# BRANO FORNITO:
"""
Era il 1959. Un titolo come “A kind of blue” lasciava presagire una rivoluzione epocale: Miles utilizzava il blu come chiave di lettura di una profondità, di una liquidità, di uno sviluppo oracolare che avrebbero cambiato radicalmente la storia della musica del ‘900. I tempi sono cambiati, di dischi rivoluzionari non ne arrivano più e il buon Robin Taylor – che nell’indole è un rivoluzionario alla Zappa, beffardo e rigoroso – sforna un titolo che richiama grandi svolte ma che realisticamente si accontenta di un posto al sole nel panorama contemporaneo.

“Kind of red” non cambierà la vita del compositore danese ma il riferimento cromatico va inserito in un percorso artistico sempre teso all’evoluzione, a una proposta musicale sempre ricca di idee, a un discorso di “sostanza”. Taylor è attualmente il musicista danese maggiormente impegnato e la media annuale dei suoi lavori, sia solisti che in ensemble, lo dimostra in pieno.
"""
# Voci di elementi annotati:
"""
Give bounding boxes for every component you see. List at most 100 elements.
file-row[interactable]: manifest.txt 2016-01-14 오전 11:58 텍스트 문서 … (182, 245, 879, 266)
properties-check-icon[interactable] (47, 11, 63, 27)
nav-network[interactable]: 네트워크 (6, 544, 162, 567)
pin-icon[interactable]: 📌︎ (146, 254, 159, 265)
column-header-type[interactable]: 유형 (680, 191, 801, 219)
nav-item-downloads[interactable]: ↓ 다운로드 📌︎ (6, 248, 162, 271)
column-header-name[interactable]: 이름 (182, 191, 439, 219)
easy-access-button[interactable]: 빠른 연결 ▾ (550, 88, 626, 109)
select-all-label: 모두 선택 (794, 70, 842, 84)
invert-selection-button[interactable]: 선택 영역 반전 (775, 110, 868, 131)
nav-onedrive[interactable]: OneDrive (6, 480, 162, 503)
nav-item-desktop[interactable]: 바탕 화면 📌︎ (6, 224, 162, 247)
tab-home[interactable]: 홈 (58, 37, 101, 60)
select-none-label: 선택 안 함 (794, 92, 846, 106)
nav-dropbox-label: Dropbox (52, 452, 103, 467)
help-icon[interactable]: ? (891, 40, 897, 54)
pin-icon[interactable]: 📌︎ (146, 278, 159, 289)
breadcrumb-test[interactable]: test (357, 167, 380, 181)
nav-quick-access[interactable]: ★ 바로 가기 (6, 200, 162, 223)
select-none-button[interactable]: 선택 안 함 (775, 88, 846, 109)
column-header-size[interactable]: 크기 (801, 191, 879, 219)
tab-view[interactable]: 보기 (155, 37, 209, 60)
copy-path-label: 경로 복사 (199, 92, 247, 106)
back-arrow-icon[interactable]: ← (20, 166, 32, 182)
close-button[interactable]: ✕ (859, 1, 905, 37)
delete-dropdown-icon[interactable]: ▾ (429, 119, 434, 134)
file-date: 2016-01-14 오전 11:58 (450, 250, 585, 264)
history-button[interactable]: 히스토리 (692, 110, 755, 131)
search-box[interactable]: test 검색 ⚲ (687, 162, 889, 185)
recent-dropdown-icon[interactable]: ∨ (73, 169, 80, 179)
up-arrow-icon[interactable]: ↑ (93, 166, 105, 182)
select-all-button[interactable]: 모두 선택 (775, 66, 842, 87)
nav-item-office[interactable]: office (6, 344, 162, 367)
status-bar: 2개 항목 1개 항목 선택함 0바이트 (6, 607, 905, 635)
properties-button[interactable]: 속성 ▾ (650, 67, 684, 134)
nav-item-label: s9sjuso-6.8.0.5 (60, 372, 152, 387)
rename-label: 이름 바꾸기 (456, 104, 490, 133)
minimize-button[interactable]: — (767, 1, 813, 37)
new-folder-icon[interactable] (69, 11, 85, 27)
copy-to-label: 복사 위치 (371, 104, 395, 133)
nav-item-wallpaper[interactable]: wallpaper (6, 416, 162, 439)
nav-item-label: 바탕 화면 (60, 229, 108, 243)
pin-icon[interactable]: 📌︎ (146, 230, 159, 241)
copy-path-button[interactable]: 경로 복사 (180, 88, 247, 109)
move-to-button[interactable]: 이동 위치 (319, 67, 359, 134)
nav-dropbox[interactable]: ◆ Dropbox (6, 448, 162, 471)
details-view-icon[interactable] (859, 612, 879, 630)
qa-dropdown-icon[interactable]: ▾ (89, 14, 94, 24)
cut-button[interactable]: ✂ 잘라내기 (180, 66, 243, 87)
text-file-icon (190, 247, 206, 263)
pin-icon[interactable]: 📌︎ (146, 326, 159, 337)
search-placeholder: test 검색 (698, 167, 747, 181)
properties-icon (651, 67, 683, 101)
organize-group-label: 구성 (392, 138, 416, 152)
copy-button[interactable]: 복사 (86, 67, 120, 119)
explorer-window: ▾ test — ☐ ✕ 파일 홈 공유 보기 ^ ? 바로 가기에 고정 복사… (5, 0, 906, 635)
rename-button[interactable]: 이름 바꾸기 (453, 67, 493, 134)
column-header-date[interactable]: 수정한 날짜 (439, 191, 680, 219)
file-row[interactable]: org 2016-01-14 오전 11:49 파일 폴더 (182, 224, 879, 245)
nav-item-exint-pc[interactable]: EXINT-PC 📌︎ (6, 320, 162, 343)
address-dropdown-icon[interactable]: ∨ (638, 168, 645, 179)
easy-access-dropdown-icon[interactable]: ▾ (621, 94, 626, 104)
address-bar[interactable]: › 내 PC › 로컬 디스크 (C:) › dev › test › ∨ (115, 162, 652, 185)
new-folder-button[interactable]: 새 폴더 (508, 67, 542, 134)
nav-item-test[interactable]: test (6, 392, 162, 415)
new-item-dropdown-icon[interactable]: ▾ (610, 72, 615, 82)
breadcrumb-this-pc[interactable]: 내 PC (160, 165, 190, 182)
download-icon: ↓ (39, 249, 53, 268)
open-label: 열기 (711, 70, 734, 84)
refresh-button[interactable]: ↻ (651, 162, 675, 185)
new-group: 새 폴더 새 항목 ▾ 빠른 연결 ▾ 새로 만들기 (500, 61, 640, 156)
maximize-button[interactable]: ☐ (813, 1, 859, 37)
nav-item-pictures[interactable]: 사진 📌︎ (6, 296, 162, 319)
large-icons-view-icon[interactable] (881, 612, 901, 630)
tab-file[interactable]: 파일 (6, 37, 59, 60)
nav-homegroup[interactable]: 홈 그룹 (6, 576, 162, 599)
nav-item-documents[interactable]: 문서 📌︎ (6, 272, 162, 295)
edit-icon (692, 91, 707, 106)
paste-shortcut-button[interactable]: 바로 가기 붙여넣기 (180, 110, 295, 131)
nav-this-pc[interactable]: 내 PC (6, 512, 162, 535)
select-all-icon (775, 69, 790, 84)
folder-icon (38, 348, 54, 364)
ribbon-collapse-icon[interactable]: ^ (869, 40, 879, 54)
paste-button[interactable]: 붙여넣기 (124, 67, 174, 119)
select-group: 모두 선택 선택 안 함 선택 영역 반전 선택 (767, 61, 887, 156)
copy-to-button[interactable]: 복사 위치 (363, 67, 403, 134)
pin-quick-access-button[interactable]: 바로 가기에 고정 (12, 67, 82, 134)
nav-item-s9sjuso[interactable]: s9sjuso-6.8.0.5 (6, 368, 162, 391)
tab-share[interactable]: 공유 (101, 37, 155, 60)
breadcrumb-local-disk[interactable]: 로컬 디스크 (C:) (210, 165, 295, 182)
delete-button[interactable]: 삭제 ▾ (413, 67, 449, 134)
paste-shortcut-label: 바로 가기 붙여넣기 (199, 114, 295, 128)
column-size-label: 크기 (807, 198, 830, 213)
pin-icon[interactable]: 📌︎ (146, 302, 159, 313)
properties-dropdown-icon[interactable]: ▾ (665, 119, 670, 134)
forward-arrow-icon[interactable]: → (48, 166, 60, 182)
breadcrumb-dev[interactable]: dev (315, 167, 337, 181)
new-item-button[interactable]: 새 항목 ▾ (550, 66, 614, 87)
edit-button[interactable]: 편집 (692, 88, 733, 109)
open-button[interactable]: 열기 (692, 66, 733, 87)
"""
# LAVORO RICHIESTO:
Prosegui il testo sull'album «Kind of red» di Robin Taylor, riprendendo subito dopo l'ultima frase.

# RISULTATO:
L’ultima apparizione del suo Universe arrivò nel 2009 con “Artificial Joy”, decimo album del progetto. Dopo tre anni di silenzio Robin si fa risentire con un disco in cui spicca subito un elemento: le tastiere vintage. I cultori del prog demodè drizzeranno le orecchie ma Robin fa a modo suo: utilizza anche tastiere giocattolo, opera in quel territorio indistinto tra rock, jazz, musica colta e sinfonismo moderno con le icone di Zappa e Fripp sul comodino e nuovi sodali come i fiatisti Jakob Mygind e Hugh Steinmetz.

Non sono tanto i suoni analogici quanto la scrittura a rendere il disco un bell’esempio di prog-fusion contemporanea, che usa sia forme come marcette e bolero (“Crackpot men”) sia sviluppi tipici del rock-jazz (“Firestone”, “Tortugas”) in un singolare equilibrio. “Kind of red” nulla aggiunge al corposo songbook tayloriano ma resta sempre un ascolto ricco di spunti.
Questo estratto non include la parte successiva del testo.